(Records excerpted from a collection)
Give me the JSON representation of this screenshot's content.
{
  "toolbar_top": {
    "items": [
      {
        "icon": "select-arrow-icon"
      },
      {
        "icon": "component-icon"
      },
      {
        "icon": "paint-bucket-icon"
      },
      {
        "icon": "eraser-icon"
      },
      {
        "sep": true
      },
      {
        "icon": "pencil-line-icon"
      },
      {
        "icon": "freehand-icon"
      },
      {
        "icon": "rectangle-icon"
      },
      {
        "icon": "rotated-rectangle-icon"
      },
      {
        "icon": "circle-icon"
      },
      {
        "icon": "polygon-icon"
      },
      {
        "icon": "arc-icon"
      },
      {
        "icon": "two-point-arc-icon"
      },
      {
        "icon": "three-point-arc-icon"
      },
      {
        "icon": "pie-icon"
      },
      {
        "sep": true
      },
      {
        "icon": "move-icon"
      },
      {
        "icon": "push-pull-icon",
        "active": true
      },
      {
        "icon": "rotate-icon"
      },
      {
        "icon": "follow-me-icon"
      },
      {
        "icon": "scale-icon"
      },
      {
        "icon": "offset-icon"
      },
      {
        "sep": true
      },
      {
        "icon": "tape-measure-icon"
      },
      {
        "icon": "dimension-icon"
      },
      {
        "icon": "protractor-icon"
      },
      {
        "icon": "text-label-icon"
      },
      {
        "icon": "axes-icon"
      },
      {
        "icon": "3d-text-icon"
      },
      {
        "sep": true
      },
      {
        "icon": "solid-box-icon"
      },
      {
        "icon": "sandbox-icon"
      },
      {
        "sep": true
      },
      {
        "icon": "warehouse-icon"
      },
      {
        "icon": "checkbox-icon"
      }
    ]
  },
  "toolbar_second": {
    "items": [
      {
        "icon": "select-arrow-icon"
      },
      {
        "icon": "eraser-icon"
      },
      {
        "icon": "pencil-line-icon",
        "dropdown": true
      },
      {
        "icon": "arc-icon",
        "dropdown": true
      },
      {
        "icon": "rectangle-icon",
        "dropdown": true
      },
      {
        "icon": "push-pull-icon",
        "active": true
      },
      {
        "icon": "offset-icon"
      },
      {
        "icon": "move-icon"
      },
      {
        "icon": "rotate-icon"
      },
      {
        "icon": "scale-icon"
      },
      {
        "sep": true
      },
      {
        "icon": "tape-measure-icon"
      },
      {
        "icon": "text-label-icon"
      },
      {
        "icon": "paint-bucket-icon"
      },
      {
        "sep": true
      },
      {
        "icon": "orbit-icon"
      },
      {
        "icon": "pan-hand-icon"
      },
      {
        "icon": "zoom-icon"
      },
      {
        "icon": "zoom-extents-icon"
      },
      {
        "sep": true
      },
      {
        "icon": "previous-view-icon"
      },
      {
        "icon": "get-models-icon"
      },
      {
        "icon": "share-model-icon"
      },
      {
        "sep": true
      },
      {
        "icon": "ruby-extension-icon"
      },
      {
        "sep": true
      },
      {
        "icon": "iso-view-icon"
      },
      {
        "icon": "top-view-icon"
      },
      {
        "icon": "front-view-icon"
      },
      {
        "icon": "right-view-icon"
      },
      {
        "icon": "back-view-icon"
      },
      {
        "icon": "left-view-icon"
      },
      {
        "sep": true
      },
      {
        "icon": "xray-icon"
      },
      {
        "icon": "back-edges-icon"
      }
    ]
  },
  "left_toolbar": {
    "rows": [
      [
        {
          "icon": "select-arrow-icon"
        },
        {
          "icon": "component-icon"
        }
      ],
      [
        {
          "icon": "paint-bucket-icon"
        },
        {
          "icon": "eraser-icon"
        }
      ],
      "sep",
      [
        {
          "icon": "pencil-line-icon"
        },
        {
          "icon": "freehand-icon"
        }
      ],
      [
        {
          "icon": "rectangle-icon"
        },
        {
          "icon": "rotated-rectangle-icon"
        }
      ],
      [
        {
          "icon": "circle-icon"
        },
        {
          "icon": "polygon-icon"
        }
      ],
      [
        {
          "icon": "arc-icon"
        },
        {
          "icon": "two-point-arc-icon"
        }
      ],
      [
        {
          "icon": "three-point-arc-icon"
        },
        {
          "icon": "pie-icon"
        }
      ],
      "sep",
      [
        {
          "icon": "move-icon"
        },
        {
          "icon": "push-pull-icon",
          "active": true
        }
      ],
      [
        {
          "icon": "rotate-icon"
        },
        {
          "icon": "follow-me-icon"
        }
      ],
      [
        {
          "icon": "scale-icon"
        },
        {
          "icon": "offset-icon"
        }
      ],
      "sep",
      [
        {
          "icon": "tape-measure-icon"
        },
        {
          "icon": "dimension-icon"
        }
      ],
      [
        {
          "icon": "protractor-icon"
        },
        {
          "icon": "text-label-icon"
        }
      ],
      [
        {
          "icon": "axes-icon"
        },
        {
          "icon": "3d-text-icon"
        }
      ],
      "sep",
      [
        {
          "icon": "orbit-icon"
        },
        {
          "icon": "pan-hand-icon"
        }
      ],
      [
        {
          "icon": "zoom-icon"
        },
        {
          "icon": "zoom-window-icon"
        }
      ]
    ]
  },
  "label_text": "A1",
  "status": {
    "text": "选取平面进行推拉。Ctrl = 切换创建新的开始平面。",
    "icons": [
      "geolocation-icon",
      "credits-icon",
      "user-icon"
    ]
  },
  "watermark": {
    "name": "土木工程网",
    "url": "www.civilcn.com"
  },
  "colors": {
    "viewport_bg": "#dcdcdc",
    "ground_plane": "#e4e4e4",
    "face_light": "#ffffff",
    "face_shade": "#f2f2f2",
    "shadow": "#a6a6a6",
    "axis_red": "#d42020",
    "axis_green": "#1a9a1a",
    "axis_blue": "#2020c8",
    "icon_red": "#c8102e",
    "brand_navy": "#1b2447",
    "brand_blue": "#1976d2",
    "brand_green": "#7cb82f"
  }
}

Task statement> Everything in the listing above should be restated exactly.

Result of the task>
Give me the JSON representation of this screenshot's content.
{
  "toolbar_top": {
    "items": [
      {
        "icon": "select-arrow-icon"
      },
      {
        "icon": "component-icon"
      },
      {
        "icon": "paint-bucket-icon"
      },
      {
        "icon": "eraser-icon"
      },
      {
        "sep": true
      },
      {
        "icon": "pencil-line-icon"
      },
      {
        "icon": "freehand-icon"
      },
      {
        "icon": "rectangle-icon"
      },
      {
        "icon": "rotated-rectangle-icon"
      },
      {
        "icon": "circle-icon"
      },
      {
        "icon": "polygon-icon"
      },
      {
        "icon": "arc-icon"
      },
      {
        "icon": "two-point-arc-icon"
      },
      {
        "icon": "three-point-arc-icon"
      },
      {
        "icon": "pie-icon"
      },
      {
        "sep": true
      },
      {
        "icon": "move-icon"
      },
      {
        "icon": "push-pull-icon",
        "active": true
      },
      {
        "icon": "rotate-icon"
      },
      {
        "icon": "follow-me-icon"
      },
      {
        "icon": "scale-icon"
      },
      {
        "icon": "offset-icon"
      },
      {
        "sep": true
      },
      {
        "icon": "tape-measure-icon"
      },
      {
        "icon": "dimension-icon"
      },
      {
        "icon": "protractor-icon"
      },
      {
        "icon": "text-label-icon"
      },
      {
        "icon": "axes-icon"
      },
      {
        "icon": "3d-text-icon"
      },
      {
        "sep": true
      },
      {
        "icon": "solid-box-icon"
      },
      {
        "icon": "sandbox-icon"
      },
      {
        "sep": true
      },
      {
        "icon": "warehouse-icon"
      },
      {
        "icon": "checkbox-icon"
      }
    ]
  },
  "toolbar_second": {
    "items": [
      {
        "icon": "select-arrow-icon"
      },
      {
        "icon": "eraser-icon"
      },
      {
        "icon": "pencil-line-icon",
        "dropdown": true
      },
      {
        "icon": "arc-icon",
        "dropdown": true
      },
      {
        "icon": "rectangle-icon",
        "dropdown": true
      },
      {
        "icon": "push-pull-icon",
        "active": true
      },
      {
        "icon": "offset-icon"
      },
      {
        "icon": "move-icon"
      },
      {
        "icon": "rotate-icon"
      },
      {
        "icon": "scale-icon"
      },
      {
        "sep": true
      },
      {
        "icon": "tape-measure-icon"
      },
      {
        "icon": "text-label-icon"
      },
      {
        "icon": "paint-bucket-icon"
      },
      {
        "sep": true
      },
      {
        "icon": "orbit-icon"
      },
      {
        "icon": "pan-hand-icon"
      },
      {
        "icon": "zoom-icon"
      },
      {
        "icon": "zoom-extents-icon"
      },
      {
        "sep": true
      },
      {
        "icon": "previous-view-icon"
      },
      {
        "icon": "get-models-icon"
      },
      {
        "icon": "share-model-icon"
      },
      {
        "sep": true
      },
      {
        "icon": "ruby-extension-icon"
      },
      {
        "sep": true
      },
      {
        "icon": "iso-view-icon"
      },
      {
        "icon": "top-view-icon"
      },
      {
        "icon": "front-view-icon"
      },
      {
        "icon": "right-view-icon"
      },
      {
        "icon": "back-view-icon"
      },
      {
        "icon": "left-view-icon"
      },
      {
        "sep": true
      },
      {
        "icon": "xray-icon"
      },
      {
        "icon": "back-edges-icon"
      }
    ]
  },
  "left_toolbar": {
    "rows": [
      [
        {
          "icon": "select-arrow-icon"
        },
        {
          "icon": "component-icon"
        }
      ],
      [
        {
          "icon": "paint-bucket-icon"
        },
        {
          "icon": "eraser-icon"
        }
      ],
      "sep",
      [
        {
          "icon": "pencil-line-icon"
        },
        {
          "icon": "freehand-icon"
        }
      ],
      [
        {
          "icon": "rectangle-icon"
        },
        {
          "icon": "rotated-rectangle-icon"
        }
      ],
      [
        {
          "icon": "circle-icon"
        },
        {
          "icon": "polygon-icon"
        }
      ],
      [
        {
          "icon": "arc-icon"
        },
        {
          "icon": "two-point-arc-icon"
        }
      ],
      [
        {
          "icon": "three-point-arc-icon"
        },
        {
          "icon": "pie-icon"
        }
      ],
      "sep",
      [
        {
          "icon": "move-icon"
        },
        {
          "icon": "push-pull-icon",
          "active": true
        }
      ],
      [
        {
          "icon": "rotate-icon"
        },
        {
          "icon": "follow-me-icon"
        }
      ],
      [
        {
          "icon": "scale-icon"
        },
        {
          "icon": "offset-icon"
        }
      ],
      "sep",
      [
        {
          "icon": "tape-measure-icon"
        },
        {
          "icon": "dimension-icon"
        }
      ],
      [
        {
          "icon": "protractor-icon"
        },
        {
          "icon": "text-label-icon"
        }
      ],
      [
        {
          "icon": "axes-icon"
        },
        {
          "icon": "3d-text-icon"
        }
      ],
      "sep",
      [
        {
          "icon": "orbit-icon"
        },
        {
          "icon": "pan-hand-icon"
        }
      ],
      [
        {
          "icon": "zoom-icon"
        },
        {
          "icon": "zoom-window-icon"
        }
      ]
    ]
  },
  "label_text": "A1",
  "status": {
    "text": "选取平面进行推拉。Ctrl = 切换创建新的开始平面。",
    "icons": [
      "geolocation-icon",
      "credits-icon",
      "user-icon"
    ]
  },
  "watermark": {
    "name": "土木工程网",
    "url": "www.civilcn.com"
  },
  "colors": {
    "viewport_bg": "#dcdcdc",
    "ground_plane": "#e4e4e4",
    "face_light": "#ffffff",
    "face_shade": "#f2f2f2",
    "shadow": "#a6a6a6",
    "axis_red": "#d42020",
    "axis_green": "#1a9a1a",
    "axis_blue": "#2020c8",
    "icon_red": "#c8102e",
    "brand_navy": "#1b2447",
    "brand_blue": "#1976d2",
    "brand_green": "#7cb82f"
  }
}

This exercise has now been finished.